PROBLEM TO WORK ON: Your task is to repeat the entries word for word while leaving out the pictures.
══ LISTED RECORDS ══
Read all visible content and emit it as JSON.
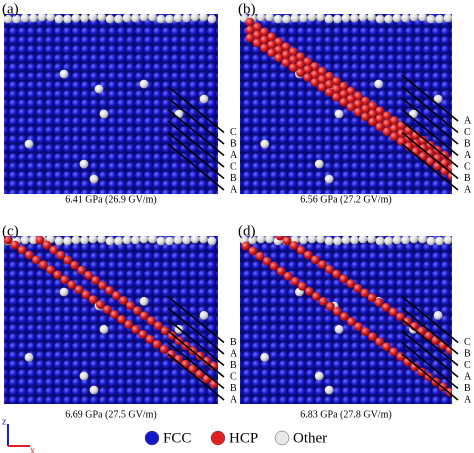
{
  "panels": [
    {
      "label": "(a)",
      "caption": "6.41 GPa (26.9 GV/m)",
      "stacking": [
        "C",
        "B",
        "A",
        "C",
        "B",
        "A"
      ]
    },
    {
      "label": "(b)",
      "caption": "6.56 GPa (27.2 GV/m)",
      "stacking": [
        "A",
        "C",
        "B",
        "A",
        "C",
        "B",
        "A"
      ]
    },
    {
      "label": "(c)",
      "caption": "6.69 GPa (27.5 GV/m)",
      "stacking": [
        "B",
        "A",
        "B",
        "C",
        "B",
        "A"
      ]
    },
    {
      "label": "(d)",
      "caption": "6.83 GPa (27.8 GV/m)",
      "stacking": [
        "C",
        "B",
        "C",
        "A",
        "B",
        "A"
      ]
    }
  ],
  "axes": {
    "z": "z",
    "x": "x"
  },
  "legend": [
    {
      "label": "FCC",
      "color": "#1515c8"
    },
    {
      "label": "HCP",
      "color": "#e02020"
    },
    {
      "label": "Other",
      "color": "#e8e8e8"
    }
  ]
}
═══
TASK RESULT:
Read all visible content and emit it as JSON.
{
  "panels": [
    {
      "label": "(a)",
      "caption": "6.41 GPa (26.9 GV/m)",
      "stacking": [
        "C",
        "B",
        "A",
        "C",
        "B",
        "A"
      ]
    },
    {
      "label": "(b)",
      "caption": "6.56 GPa (27.2 GV/m)",
      "stacking": [
        "A",
        "C",
        "B",
        "A",
        "C",
        "B",
        "A"
      ]
    },
    {
      "label": "(c)",
      "caption": "6.69 GPa (27.5 GV/m)",
      "stacking": [
        "B",
        "A",
        "B",
        "C",
        "B",
        "A"
      ]
    },
    {
      "label": "(d)",
      "caption": "6.83 GPa (27.8 GV/m)",
      "stacking": [
        "C",
        "B",
        "C",
        "A",
        "B",
        "A"
      ]
    }
  ],
  "axes": {
    "z": "z",
    "x": "x"
  },
  "legend": [
    {
      "label": "FCC",
      "color": "#1515c8"
    },
    {
      "label": "HCP",
      "color": "#e02020"
    },
    {
      "label": "Other",
      "color": "#e8e8e8"
    }
  ]
}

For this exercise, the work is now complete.